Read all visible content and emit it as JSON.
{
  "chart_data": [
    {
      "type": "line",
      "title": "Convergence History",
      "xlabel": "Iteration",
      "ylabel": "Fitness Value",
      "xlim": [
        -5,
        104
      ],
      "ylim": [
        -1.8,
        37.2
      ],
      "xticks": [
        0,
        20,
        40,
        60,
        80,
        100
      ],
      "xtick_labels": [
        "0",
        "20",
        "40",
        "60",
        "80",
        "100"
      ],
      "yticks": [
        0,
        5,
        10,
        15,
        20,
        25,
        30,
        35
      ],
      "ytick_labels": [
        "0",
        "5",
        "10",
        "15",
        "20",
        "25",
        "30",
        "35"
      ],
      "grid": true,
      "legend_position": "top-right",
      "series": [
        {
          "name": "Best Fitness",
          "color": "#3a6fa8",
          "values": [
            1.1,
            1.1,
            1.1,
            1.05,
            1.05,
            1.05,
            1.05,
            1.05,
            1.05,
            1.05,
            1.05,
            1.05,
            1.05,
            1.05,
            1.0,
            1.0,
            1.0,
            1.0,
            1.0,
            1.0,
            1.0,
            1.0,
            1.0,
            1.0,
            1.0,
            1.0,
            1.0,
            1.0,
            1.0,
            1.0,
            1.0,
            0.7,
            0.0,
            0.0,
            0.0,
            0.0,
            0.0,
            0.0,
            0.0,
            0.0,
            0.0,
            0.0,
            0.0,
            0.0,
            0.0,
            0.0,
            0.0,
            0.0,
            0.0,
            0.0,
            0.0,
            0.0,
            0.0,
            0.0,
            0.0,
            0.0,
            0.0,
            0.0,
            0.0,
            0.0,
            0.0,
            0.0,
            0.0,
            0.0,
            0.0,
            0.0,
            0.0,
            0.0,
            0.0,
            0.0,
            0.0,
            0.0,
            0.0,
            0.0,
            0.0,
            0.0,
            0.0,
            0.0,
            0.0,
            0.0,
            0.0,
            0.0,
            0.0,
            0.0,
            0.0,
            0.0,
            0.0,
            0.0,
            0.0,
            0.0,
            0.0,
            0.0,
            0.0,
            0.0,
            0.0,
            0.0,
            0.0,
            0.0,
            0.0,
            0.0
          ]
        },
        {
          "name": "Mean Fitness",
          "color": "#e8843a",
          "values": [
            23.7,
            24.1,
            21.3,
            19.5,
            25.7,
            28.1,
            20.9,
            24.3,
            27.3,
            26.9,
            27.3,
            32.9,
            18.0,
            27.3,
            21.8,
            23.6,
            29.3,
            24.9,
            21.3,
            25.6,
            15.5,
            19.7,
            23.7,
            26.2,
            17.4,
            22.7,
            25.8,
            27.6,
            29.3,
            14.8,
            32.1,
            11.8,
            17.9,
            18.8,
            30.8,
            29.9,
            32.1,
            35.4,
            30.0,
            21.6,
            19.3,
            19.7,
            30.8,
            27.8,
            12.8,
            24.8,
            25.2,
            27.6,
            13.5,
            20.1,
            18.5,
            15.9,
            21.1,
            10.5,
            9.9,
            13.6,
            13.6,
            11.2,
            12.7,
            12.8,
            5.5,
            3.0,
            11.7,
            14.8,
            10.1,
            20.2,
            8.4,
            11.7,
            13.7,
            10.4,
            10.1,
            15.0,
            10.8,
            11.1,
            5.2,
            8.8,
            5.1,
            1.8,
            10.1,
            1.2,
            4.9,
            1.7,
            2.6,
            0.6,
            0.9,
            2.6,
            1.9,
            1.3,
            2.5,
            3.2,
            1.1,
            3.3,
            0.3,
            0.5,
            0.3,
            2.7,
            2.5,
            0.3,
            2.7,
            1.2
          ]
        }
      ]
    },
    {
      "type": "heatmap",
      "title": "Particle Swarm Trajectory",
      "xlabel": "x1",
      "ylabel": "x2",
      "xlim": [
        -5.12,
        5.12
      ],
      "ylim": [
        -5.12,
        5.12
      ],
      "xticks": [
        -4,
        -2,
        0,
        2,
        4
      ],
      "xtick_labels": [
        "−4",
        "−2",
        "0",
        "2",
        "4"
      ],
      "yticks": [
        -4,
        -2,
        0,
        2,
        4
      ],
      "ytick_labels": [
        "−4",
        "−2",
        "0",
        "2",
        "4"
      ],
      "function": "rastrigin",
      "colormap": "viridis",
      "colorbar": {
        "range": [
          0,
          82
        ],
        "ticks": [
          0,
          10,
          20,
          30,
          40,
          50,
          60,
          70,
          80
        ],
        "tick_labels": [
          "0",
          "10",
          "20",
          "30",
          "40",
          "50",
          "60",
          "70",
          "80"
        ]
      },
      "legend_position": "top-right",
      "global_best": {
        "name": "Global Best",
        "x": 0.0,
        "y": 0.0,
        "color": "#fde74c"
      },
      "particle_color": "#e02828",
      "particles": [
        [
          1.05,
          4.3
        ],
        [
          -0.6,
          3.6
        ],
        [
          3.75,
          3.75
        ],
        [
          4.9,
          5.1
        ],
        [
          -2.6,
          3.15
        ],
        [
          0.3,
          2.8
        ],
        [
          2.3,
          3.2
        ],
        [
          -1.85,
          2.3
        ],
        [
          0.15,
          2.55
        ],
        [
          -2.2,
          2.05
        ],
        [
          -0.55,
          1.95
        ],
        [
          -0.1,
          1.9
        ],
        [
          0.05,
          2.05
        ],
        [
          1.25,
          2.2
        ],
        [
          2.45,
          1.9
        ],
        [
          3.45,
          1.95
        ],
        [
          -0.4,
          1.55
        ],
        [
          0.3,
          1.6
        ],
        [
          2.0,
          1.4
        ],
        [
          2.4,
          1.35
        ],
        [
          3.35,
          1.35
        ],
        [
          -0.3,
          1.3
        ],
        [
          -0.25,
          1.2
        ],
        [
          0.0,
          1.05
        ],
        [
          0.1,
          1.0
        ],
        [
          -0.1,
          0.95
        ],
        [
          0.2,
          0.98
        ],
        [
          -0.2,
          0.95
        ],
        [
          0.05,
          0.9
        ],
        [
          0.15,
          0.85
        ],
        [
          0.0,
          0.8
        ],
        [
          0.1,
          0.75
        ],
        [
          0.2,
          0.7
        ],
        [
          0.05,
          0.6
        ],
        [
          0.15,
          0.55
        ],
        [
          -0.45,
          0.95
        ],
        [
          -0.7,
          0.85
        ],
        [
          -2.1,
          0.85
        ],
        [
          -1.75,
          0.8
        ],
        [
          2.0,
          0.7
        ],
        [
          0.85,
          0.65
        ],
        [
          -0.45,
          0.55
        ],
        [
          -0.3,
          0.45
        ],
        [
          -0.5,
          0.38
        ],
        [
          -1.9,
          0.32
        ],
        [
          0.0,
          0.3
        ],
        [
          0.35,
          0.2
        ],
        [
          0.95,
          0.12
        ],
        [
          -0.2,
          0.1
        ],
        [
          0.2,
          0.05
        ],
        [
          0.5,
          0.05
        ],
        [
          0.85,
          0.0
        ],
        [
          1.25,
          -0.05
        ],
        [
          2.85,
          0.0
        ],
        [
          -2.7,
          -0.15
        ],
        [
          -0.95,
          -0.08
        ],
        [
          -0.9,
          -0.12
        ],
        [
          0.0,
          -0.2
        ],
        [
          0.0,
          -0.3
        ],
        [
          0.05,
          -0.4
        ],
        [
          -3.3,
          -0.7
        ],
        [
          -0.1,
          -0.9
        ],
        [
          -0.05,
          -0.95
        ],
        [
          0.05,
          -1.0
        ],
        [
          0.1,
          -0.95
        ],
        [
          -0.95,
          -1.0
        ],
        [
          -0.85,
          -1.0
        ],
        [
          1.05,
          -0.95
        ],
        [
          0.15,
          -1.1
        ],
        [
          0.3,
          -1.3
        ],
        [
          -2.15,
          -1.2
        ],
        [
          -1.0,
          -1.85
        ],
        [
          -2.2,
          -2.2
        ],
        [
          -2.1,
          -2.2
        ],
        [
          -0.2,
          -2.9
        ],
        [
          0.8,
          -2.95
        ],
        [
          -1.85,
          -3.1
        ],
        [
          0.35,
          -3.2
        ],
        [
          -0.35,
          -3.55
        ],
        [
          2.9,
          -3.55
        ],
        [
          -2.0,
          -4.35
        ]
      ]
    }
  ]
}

- Do this:
Look for "title" and pull out every line that has it.

- The output:
      "title": "Convergence History",
      "title": "Particle Swarm Trajectory",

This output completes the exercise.